Retype all material exactly. Pictures stay out of the copy.

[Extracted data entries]

>> Start

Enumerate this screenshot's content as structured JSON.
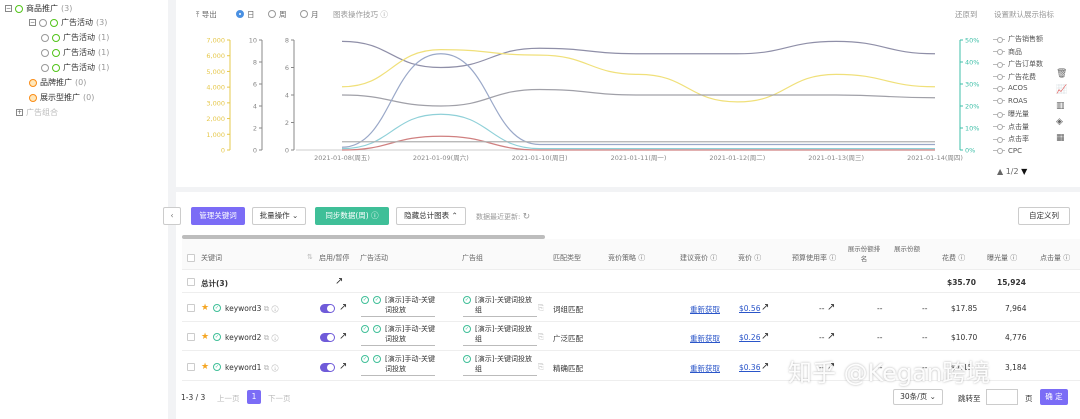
{
  "tree": {
    "items": [
      {
        "label": "商品推广",
        "count": "(3)"
      },
      {
        "label": "广告活动",
        "count": "(3)"
      },
      {
        "label": "广告活动",
        "count": "(1)"
      },
      {
        "label": "广告活动",
        "count": "(1)"
      },
      {
        "label": "广告活动",
        "count": "(1)"
      },
      {
        "label": "品牌推广",
        "count": "(0)"
      },
      {
        "label": "展示型推广",
        "count": "(0)"
      },
      {
        "label": "广告组合",
        "count": ""
      }
    ]
  },
  "chart_toolbar": {
    "export": "导出",
    "day": "日",
    "week": "周",
    "month": "月",
    "hint": "图表操作技巧",
    "rebase": "还原到",
    "settings": "设置默认展示指标"
  },
  "chart_data": {
    "type": "line",
    "x": [
      "2021-01-08(周五)",
      "2021-01-09(周六)",
      "2021-01-10(周日)",
      "2021-01-11(周一)",
      "2021-01-12(周二)",
      "2021-01-13(周三)",
      "2021-01-14(周四)"
    ],
    "y_axes": [
      {
        "ticks": [
          "0",
          "1,000",
          "2,000",
          "3,000",
          "4,000",
          "5,000",
          "6,000",
          "7,000"
        ],
        "color": "#e6c84c"
      },
      {
        "ticks": [
          "0",
          "2",
          "4",
          "6",
          "8",
          "10"
        ],
        "color": "#888888"
      },
      {
        "ticks": [
          "0",
          "2",
          "4",
          "6",
          "8"
        ],
        "color": "#888888"
      },
      {
        "ticks": [
          "0%",
          "10%",
          "20%",
          "30%",
          "40%",
          "50%"
        ],
        "color": "#3fbfa8"
      }
    ],
    "series": [
      {
        "name": "广告销售额",
        "color": "#8f8fa8",
        "values": [
          7.9,
          6.0,
          7.4,
          7.0,
          7.0,
          7.9,
          7.0
        ]
      },
      {
        "name": "曝光量",
        "color": "#f0e07a",
        "values": [
          4.6,
          7.3,
          6.9,
          5.5,
          3.5,
          5.5,
          4.6
        ]
      },
      {
        "name": "广告订单数",
        "color": "#a0a0a8",
        "values": [
          4.0,
          3.2,
          4.4,
          4.0,
          4.0,
          4.0,
          3.8
        ]
      },
      {
        "name": "点击量",
        "color": "#9aa8c8",
        "values": [
          0.2,
          7.0,
          0.4,
          0.4,
          0.4,
          0.4,
          0.4
        ]
      },
      {
        "name": "CPC",
        "color": "#8fd0d8",
        "values": [
          0.1,
          2.6,
          0.1,
          0.1,
          0.1,
          0.1,
          0.1
        ]
      },
      {
        "name": "广告花费",
        "color": "#d08080",
        "values": [
          0,
          1.0,
          0,
          0,
          0,
          0,
          0
        ]
      },
      {
        "name": "ACOS",
        "color": "#b0b0b0",
        "values": [
          0.6,
          0.6,
          0.6,
          0.6,
          0.6,
          0.6,
          0.6
        ]
      }
    ]
  },
  "legend": {
    "items": [
      "广告销售额",
      "商品",
      "广告订单数",
      "广告花费",
      "ACOS",
      "ROAS",
      "曝光量",
      "点击量",
      "点击率",
      "CPC"
    ],
    "page": "1/2"
  },
  "toolbar": {
    "manage_keywords": "管理关键词",
    "batch_ops": "批量操作",
    "sync_ads": "同步数据(周)",
    "hide_chart": "隐藏总计图表",
    "updated": "数据最近更新:",
    "custom_cols": "自定义列"
  },
  "table": {
    "headers": [
      "关键词",
      "启用/暂停",
      "广告活动",
      "广告组",
      "匹配类型",
      "竞价策略",
      "建议竞价",
      "竞价",
      "预算使用率",
      "展示份额排名",
      "展示份额",
      "排名",
      "花费",
      "曝光量",
      "点击量"
    ],
    "total": {
      "label": "总计(3)",
      "spend": "$35.70",
      "impr": "15,924"
    },
    "rows": [
      {
        "keyword": "keyword3",
        "campaign": "[演示]手动-关键词投放",
        "group": "[演示]-关键词投放组",
        "match": "词组匹配",
        "suggest": "重新获取",
        "bid": "$0.56",
        "budget": "--",
        "s1": "--",
        "s2": "--",
        "spend": "$17.85",
        "impr": "7,964"
      },
      {
        "keyword": "keyword2",
        "campaign": "[演示]手动-关键词投放",
        "group": "[演示]-关键词投放组",
        "match": "广泛匹配",
        "suggest": "重新获取",
        "bid": "$0.26",
        "budget": "--",
        "s1": "--",
        "s2": "--",
        "spend": "$10.70",
        "impr": "4,776"
      },
      {
        "keyword": "keyword1",
        "campaign": "[演示]手动-关键词投放",
        "group": "[演示]-关键词投放组",
        "match": "精确匹配",
        "suggest": "重新获取",
        "bid": "$0.36",
        "budget": "--",
        "s1": "--",
        "s2": "--",
        "spend": "$7.15",
        "impr": "3,184"
      }
    ]
  },
  "pagination": {
    "range": "1-3 / 3",
    "prev": "上一页",
    "page": "1",
    "next": "下一页",
    "per_page": "30条/页",
    "goto": "跳转至",
    "page_unit": "页",
    "confirm": "确 定"
  },
  "watermark": {
    "text": "知乎 @Kegan跨境"
  }
}
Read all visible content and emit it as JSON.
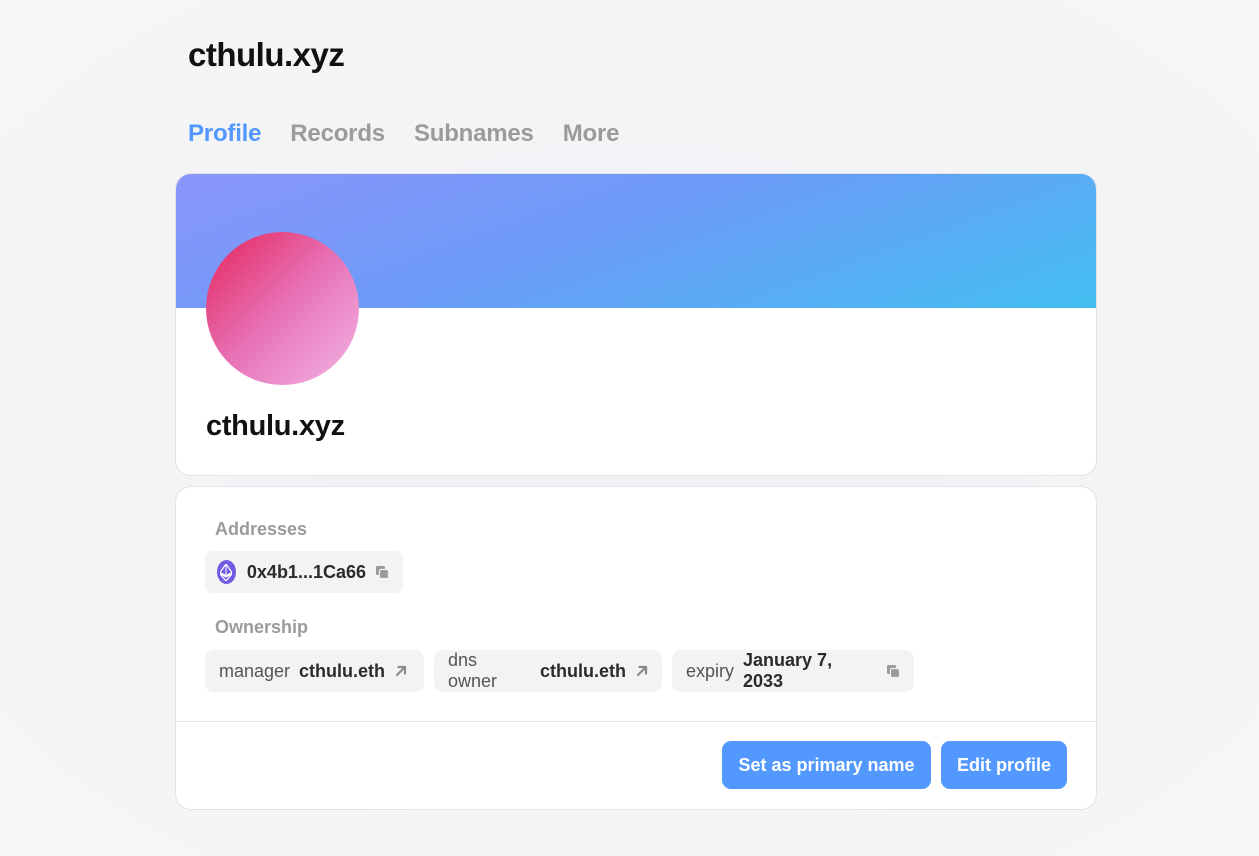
{
  "header": {
    "title": "cthulu.xyz"
  },
  "tabs": [
    {
      "label": "Profile",
      "active": true
    },
    {
      "label": "Records",
      "active": false
    },
    {
      "label": "Subnames",
      "active": false
    },
    {
      "label": "More",
      "active": false
    }
  ],
  "profile": {
    "name": "cthulu.xyz"
  },
  "addresses": {
    "label": "Addresses",
    "items": [
      {
        "value": "0x4b1...1Ca66",
        "icon": "eth-icon",
        "action_icon": "copy-icon"
      }
    ]
  },
  "ownership": {
    "label": "Ownership",
    "items": [
      {
        "key": "manager",
        "value": "cthulu.eth",
        "action_icon": "external-link-icon"
      },
      {
        "key": "dns owner",
        "value": "cthulu.eth",
        "action_icon": "external-link-icon"
      },
      {
        "key": "expiry",
        "value": "January 7, 2033",
        "action_icon": "copy-icon"
      }
    ]
  },
  "actions": {
    "primary_label": "Set as primary name",
    "edit_label": "Edit profile"
  },
  "colors": {
    "accent": "#5298ff",
    "banner_start": "#8a95fb",
    "banner_end": "#43bff1",
    "avatar_start": "#e5245a",
    "avatar_end": "#f3b6e6",
    "eth": "#6f5ce2"
  }
}
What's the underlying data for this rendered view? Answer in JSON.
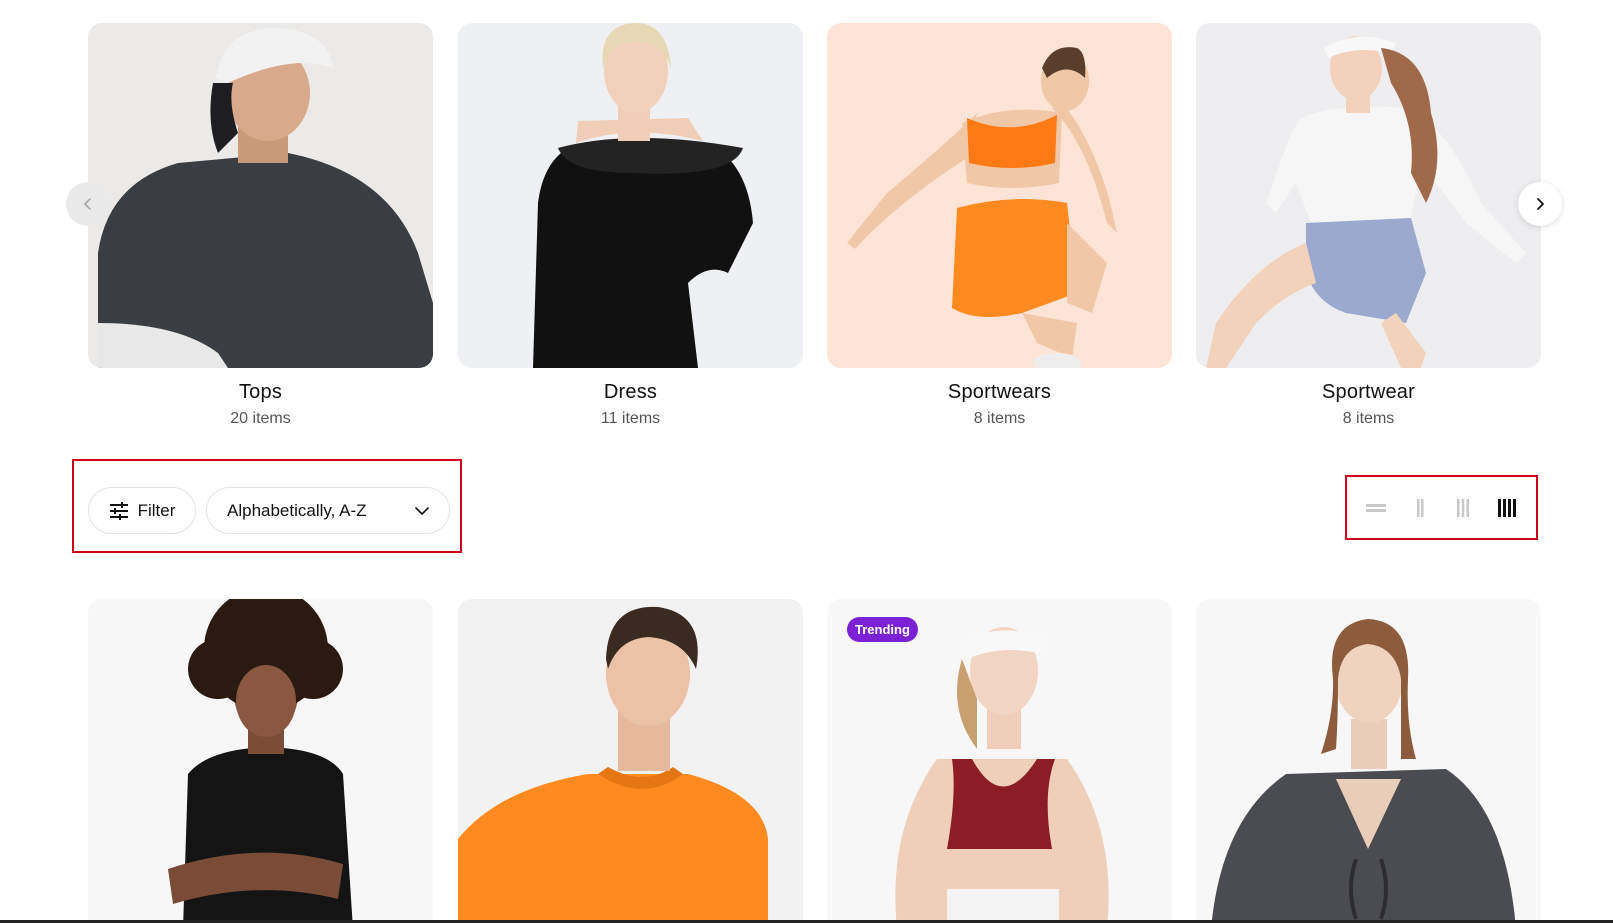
{
  "collections": [
    {
      "name": "Tops",
      "count": "20 items"
    },
    {
      "name": "Dress",
      "count": "11 items"
    },
    {
      "name": "Sportwears",
      "count": "8 items"
    },
    {
      "name": "Sportwear",
      "count": "8 items"
    }
  ],
  "carousel": {
    "prev_icon": "chevron-left-icon",
    "next_icon": "chevron-right-icon"
  },
  "toolbar": {
    "filter_label": "Filter",
    "filter_icon": "sliders-icon",
    "sort_value": "Alphabetically, A-Z",
    "sort_icon": "chevron-down-icon",
    "layout_options": [
      "list-layout",
      "2-column-layout",
      "3-column-layout",
      "4-column-layout"
    ],
    "layout_active": "4-column-layout"
  },
  "products": [
    {
      "badge": ""
    },
    {
      "badge": ""
    },
    {
      "badge": "Trending"
    },
    {
      "badge": ""
    }
  ],
  "colors": {
    "highlight": "#d0021b",
    "badge": "#7c22d6",
    "accent_orange": "#ff8a1f"
  }
}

>> End

_TASK OUTPUT_:
Enumerate this screenshot's content as structured JSON.
{
  "tree": {
    "items": [
      {
        "label": "商品推广",
        "count": "(3)"
      },
      {
        "label": "广告活动",
        "count": "(3)"
      },
      {
        "label": "广告活动",
        "count": "(1)"
      },
      {
        "label": "广告活动",
        "count": "(1)"
      },
      {
        "label": "广告活动",
        "count": "(1)"
      },
      {
        "label": "品牌推广",
        "count": "(0)"
      },
      {
        "label": "展示型推广",
        "count": "(0)"
      },
      {
        "label": "广告组合",
        "count": ""
      }
    ]
  },
  "chart_toolbar": {
    "export": "导出",
    "day": "日",
    "week": "周",
    "month": "月",
    "hint": "图表操作技巧",
    "rebase": "还原到",
    "settings": "设置默认展示指标"
  },
  "chart_data": {
    "type": "line",
    "x": [
      "2021-01-08(周五)",
      "2021-01-09(周六)",
      "2021-01-10(周日)",
      "2021-01-11(周一)",
      "2021-01-12(周二)",
      "2021-01-13(周三)",
      "2021-01-14(周四)"
    ],
    "y_axes": [
      {
        "ticks": [
          "0",
          "1,000",
          "2,000",
          "3,000",
          "4,000",
          "5,000",
          "6,000",
          "7,000"
        ],
        "color": "#e6c84c"
      },
      {
        "ticks": [
          "0",
          "2",
          "4",
          "6",
          "8",
          "10"
        ],
        "color": "#888888"
      },
      {
        "ticks": [
          "0",
          "2",
          "4",
          "6",
          "8"
        ],
        "color": "#888888"
      },
      {
        "ticks": [
          "0%",
          "10%",
          "20%",
          "30%",
          "40%",
          "50%"
        ],
        "color": "#3fbfa8"
      }
    ],
    "series": [
      {
        "name": "广告销售额",
        "color": "#8f8fa8",
        "values": [
          7.9,
          6.0,
          7.4,
          7.0,
          7.0,
          7.9,
          7.0
        ]
      },
      {
        "name": "曝光量",
        "color": "#f0e07a",
        "values": [
          4.6,
          7.3,
          6.9,
          5.5,
          3.5,
          5.5,
          4.6
        ]
      },
      {
        "name": "广告订单数",
        "color": "#a0a0a8",
        "values": [
          4.0,
          3.2,
          4.4,
          4.0,
          4.0,
          4.0,
          3.8
        ]
      },
      {
        "name": "点击量",
        "color": "#9aa8c8",
        "values": [
          0.2,
          7.0,
          0.4,
          0.4,
          0.4,
          0.4,
          0.4
        ]
      },
      {
        "name": "CPC",
        "color": "#8fd0d8",
        "values": [
          0.1,
          2.6,
          0.1,
          0.1,
          0.1,
          0.1,
          0.1
        ]
      },
      {
        "name": "广告花费",
        "color": "#d08080",
        "values": [
          0,
          1.0,
          0,
          0,
          0,
          0,
          0
        ]
      },
      {
        "name": "ACOS",
        "color": "#b0b0b0",
        "values": [
          0.6,
          0.6,
          0.6,
          0.6,
          0.6,
          0.6,
          0.6
        ]
      }
    ]
  },
  "legend": {
    "items": [
      "广告销售额",
      "商品",
      "广告订单数",
      "广告花费",
      "ACOS",
      "ROAS",
      "曝光量",
      "点击量",
      "点击率",
      "CPC"
    ],
    "page": "1/2"
  },
  "toolbar": {
    "manage_keywords": "管理关键词",
    "batch_ops": "批量操作",
    "sync_ads": "同步数据(周)",
    "hide_chart": "隐藏总计图表",
    "updated": "数据最近更新:",
    "custom_cols": "自定义列"
  },
  "table": {
    "headers": [
      "关键词",
      "启用/暂停",
      "广告活动",
      "广告组",
      "匹配类型",
      "竞价策略",
      "建议竞价",
      "竞价",
      "预算使用率",
      "展示份额排名",
      "展示份额",
      "排名",
      "花费",
      "曝光量",
      "点击量"
    ],
    "total": {
      "label": "总计(3)",
      "spend": "$35.70",
      "impr": "15,924"
    },
    "rows": [
      {
        "keyword": "keyword3",
        "campaign": "[演示]手动-关键词投放",
        "group": "[演示]-关键词投放组",
        "match": "词组匹配",
        "suggest": "重新获取",
        "bid": "$0.56",
        "budget": "--",
        "s1": "--",
        "s2": "--",
        "spend": "$17.85",
        "impr": "7,964"
      },
      {
        "keyword": "keyword2",
        "campaign": "[演示]手动-关键词投放",
        "group": "[演示]-关键词投放组",
        "match": "广泛匹配",
        "suggest": "重新获取",
        "bid": "$0.26",
        "budget": "--",
        "s1": "--",
        "s2": "--",
        "spend": "$10.70",
        "impr": "4,776"
      },
      {
        "keyword": "keyword1",
        "campaign": "[演示]手动-关键词投放",
        "group": "[演示]-关键词投放组",
        "match": "精确匹配",
        "suggest": "重新获取",
        "bid": "$0.36",
        "budget": "--",
        "s1": "--",
        "s2": "--",
        "spend": "$7.15",
        "impr": "3,184"
      }
    ]
  },
  "pagination": {
    "range": "1-3 / 3",
    "prev": "上一页",
    "page": "1",
    "next": "下一页",
    "per_page": "30条/页",
    "goto": "跳转至",
    "page_unit": "页",
    "confirm": "确 定"
  },
  "watermark": {
    "text": "知乎 @Kegan跨境"
  }
}
Read all visible content and emit it as JSON.
{
  "header": {
    "title": "cthulu.xyz"
  },
  "tabs": [
    {
      "label": "Profile",
      "active": true
    },
    {
      "label": "Records",
      "active": false
    },
    {
      "label": "Subnames",
      "active": false
    },
    {
      "label": "More",
      "active": false
    }
  ],
  "profile": {
    "name": "cthulu.xyz"
  },
  "addresses": {
    "label": "Addresses",
    "items": [
      {
        "value": "0x4b1...1Ca66",
        "icon": "eth-icon",
        "action_icon": "copy-icon"
      }
    ]
  },
  "ownership": {
    "label": "Ownership",
    "items": [
      {
        "key": "manager",
        "value": "cthulu.eth",
        "action_icon": "external-link-icon"
      },
      {
        "key": "dns owner",
        "value": "cthulu.eth",
        "action_icon": "external-link-icon"
      },
      {
        "key": "expiry",
        "value": "January 7, 2033",
        "action_icon": "copy-icon"
      }
    ]
  },
  "actions": {
    "primary_label": "Set as primary name",
    "edit_label": "Edit profile"
  },
  "colors": {
    "accent": "#5298ff",
    "banner_start": "#8a95fb",
    "banner_end": "#43bff1",
    "avatar_start": "#e5245a",
    "avatar_end": "#f3b6e6",
    "eth": "#6f5ce2"
  }
}
What's the underlying data for this rendered view? Answer in JSON.
{
  "collections": [
    {
      "name": "Tops",
      "count": "20 items"
    },
    {
      "name": "Dress",
      "count": "11 items"
    },
    {
      "name": "Sportwears",
      "count": "8 items"
    },
    {
      "name": "Sportwear",
      "count": "8 items"
    }
  ],
  "carousel": {
    "prev_icon": "chevron-left-icon",
    "next_icon": "chevron-right-icon"
  },
  "toolbar": {
    "filter_label": "Filter",
    "filter_icon": "sliders-icon",
    "sort_value": "Alphabetically, A-Z",
    "sort_icon": "chevron-down-icon",
    "layout_options": [
      "list-layout",
      "2-column-layout",
      "3-column-layout",
      "4-column-layout"
    ],
    "layout_active": "4-column-layout"
  },
  "products": [
    {
      "badge": ""
    },
    {
      "badge": ""
    },
    {
      "badge": "Trending"
    },
    {
      "badge": ""
    }
  ],
  "colors": {
    "highlight": "#d0021b",
    "badge": "#7c22d6",
    "accent_orange": "#ff8a1f"
  }
}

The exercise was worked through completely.